Exercise data:
--
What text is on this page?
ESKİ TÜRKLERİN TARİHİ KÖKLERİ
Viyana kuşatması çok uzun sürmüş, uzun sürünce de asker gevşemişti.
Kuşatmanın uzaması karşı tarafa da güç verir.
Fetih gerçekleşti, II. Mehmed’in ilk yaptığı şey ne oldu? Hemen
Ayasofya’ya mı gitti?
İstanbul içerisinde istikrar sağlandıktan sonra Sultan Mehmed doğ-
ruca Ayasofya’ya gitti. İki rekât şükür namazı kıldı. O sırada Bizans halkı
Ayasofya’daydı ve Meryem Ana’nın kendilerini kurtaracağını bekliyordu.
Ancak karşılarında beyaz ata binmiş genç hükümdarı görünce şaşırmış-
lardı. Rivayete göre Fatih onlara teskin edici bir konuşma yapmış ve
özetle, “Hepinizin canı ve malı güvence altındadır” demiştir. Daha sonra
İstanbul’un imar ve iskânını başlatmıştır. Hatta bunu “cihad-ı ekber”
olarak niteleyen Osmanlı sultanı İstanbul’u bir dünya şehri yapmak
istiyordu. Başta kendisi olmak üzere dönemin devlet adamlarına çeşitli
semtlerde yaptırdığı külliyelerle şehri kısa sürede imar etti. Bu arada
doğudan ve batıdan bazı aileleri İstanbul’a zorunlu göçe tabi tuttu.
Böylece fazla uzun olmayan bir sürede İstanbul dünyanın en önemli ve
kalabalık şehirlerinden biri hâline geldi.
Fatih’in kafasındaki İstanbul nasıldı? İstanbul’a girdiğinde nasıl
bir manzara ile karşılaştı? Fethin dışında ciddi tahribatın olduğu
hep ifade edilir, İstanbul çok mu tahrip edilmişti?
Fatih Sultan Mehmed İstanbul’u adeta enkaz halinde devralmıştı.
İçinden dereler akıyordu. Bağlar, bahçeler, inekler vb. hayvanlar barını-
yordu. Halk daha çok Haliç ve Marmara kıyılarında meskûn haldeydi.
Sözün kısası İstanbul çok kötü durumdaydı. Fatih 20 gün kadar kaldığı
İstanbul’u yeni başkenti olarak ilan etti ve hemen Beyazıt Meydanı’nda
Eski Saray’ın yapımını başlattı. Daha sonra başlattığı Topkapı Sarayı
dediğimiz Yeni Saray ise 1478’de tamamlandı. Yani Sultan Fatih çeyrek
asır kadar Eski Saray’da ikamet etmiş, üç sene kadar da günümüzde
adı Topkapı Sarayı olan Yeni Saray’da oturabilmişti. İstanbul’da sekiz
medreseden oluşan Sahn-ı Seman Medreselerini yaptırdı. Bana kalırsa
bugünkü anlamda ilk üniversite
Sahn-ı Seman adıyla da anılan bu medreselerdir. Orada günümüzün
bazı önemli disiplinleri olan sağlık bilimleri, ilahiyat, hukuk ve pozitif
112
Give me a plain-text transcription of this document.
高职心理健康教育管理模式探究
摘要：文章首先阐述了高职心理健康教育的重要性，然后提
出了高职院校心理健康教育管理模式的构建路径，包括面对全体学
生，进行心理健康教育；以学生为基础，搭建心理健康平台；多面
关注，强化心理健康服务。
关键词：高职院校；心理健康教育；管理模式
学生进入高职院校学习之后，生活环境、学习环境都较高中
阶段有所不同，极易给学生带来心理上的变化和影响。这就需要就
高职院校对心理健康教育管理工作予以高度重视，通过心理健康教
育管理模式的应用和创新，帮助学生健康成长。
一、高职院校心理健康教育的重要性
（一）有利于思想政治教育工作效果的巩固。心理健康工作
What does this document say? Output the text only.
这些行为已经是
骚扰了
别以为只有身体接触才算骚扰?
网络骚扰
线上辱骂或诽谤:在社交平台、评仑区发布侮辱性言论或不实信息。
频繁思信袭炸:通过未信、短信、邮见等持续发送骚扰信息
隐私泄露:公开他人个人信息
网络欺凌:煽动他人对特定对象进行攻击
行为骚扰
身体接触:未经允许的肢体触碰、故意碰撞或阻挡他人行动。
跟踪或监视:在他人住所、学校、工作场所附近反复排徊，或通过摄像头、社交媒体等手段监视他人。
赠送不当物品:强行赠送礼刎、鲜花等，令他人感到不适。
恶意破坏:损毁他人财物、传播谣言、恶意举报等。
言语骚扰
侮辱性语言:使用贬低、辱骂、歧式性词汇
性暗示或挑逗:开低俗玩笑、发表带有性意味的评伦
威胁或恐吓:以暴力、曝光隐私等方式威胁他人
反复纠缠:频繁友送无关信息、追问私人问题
--
Written problem: Repeat the listing exactly, from its first line to its last.

Task solution:
What text is on this page?
ESKİ TÜRKLERİN TARİHİ KÖKLERİ
Viyana kuşatması çok uzun sürmüş, uzun sürünce de asker gevşemişti.
Kuşatmanın uzaması karşı tarafa da güç verir.
Fetih gerçekleşti, II. Mehmed’in ilk yaptığı şey ne oldu? Hemen
Ayasofya’ya mı gitti?
İstanbul içerisinde istikrar sağlandıktan sonra Sultan Mehmed doğ-
ruca Ayasofya’ya gitti. İki rekât şükür namazı kıldı. O sırada Bizans halkı
Ayasofya’daydı ve Meryem Ana’nın kendilerini kurtaracağını bekliyordu.
Ancak karşılarında beyaz ata binmiş genç hükümdarı görünce şaşırmış-
lardı. Rivayete göre Fatih onlara teskin edici bir konuşma yapmış ve
özetle, “Hepinizin canı ve malı güvence altındadır” demiştir. Daha sonra
İstanbul’un imar ve iskânını başlatmıştır. Hatta bunu “cihad-ı ekber”
olarak niteleyen Osmanlı sultanı İstanbul’u bir dünya şehri yapmak
istiyordu. Başta kendisi olmak üzere dönemin devlet adamlarına çeşitli
semtlerde yaptırdığı külliyelerle şehri kısa sürede imar etti. Bu arada
doğudan ve batıdan bazı aileleri İstanbul’a zorunlu göçe tabi tuttu.
Böylece fazla uzun olmayan bir sürede İstanbul dünyanın en önemli ve
kalabalık şehirlerinden biri hâline geldi.
Fatih’in kafasındaki İstanbul nasıldı? İstanbul’a girdiğinde nasıl
bir manzara ile karşılaştı? Fethin dışında ciddi tahribatın olduğu
hep ifade edilir, İstanbul çok mu tahrip edilmişti?
Fatih Sultan Mehmed İstanbul’u adeta enkaz halinde devralmıştı.
İçinden dereler akıyordu. Bağlar, bahçeler, inekler vb. hayvanlar barını-
yordu. Halk daha çok Haliç ve Marmara kıyılarında meskûn haldeydi.
Sözün kısası İstanbul çok kötü durumdaydı. Fatih 20 gün kadar kaldığı
İstanbul’u yeni başkenti olarak ilan etti ve hemen Beyazıt Meydanı’nda
Eski Saray’ın yapımını başlattı. Daha sonra başlattığı Topkapı Sarayı
dediğimiz Yeni Saray ise 1478’de tamamlandı. Yani Sultan Fatih çeyrek
asır kadar Eski Saray’da ikamet etmiş, üç sene kadar da günümüzde
adı Topkapı Sarayı olan Yeni Saray’da oturabilmişti. İstanbul’da sekiz
medreseden oluşan Sahn-ı Seman Medreselerini yaptırdı. Bana kalırsa
bugünkü anlamda ilk üniversite
Sahn-ı Seman adıyla da anılan bu medreselerdir. Orada günümüzün
bazı önemli disiplinleri olan sağlık bilimleri, ilahiyat, hukuk ve pozitif
112
Give me a plain-text transcription of this document.
高职心理健康教育管理模式探究
摘要：文章首先阐述了高职心理健康教育的重要性，然后提
出了高职院校心理健康教育管理模式的构建路径，包括面对全体学
生，进行心理健康教育；以学生为基础，搭建心理健康平台；多面
关注，强化心理健康服务。
关键词：高职院校；心理健康教育；管理模式
学生进入高职院校学习之后，生活环境、学习环境都较高中
阶段有所不同，极易给学生带来心理上的变化和影响。这就需要就
高职院校对心理健康教育管理工作予以高度重视，通过心理健康教
育管理模式的应用和创新，帮助学生健康成长。
一、高职院校心理健康教育的重要性
（一）有利于思想政治教育工作效果的巩固。心理健康工作
What does this document say? Output the text only.
这些行为已经是
骚扰了
别以为只有身体接触才算骚扰?
网络骚扰
线上辱骂或诽谤:在社交平台、评仑区发布侮辱性言论或不实信息。
频繁思信袭炸:通过未信、短信、邮见等持续发送骚扰信息
隐私泄露:公开他人个人信息
网络欺凌:煽动他人对特定对象进行攻击
行为骚扰
身体接触:未经允许的肢体触碰、故意碰撞或阻挡他人行动。
跟踪或监视:在他人住所、学校、工作场所附近反复排徊，或通过摄像头、社交媒体等手段监视他人。
赠送不当物品:强行赠送礼刎、鲜花等，令他人感到不适。
恶意破坏:损毁他人财物、传播谣言、恶意举报等。
言语骚扰
侮辱性语言:使用贬低、辱骂、歧式性词汇
性暗示或挑逗:开低俗玩笑、发表带有性意味的评伦
威胁或恐吓:以暴力、曝光隐私等方式威胁他人
反复纠缠:频繁友送无关信息、追问私人问题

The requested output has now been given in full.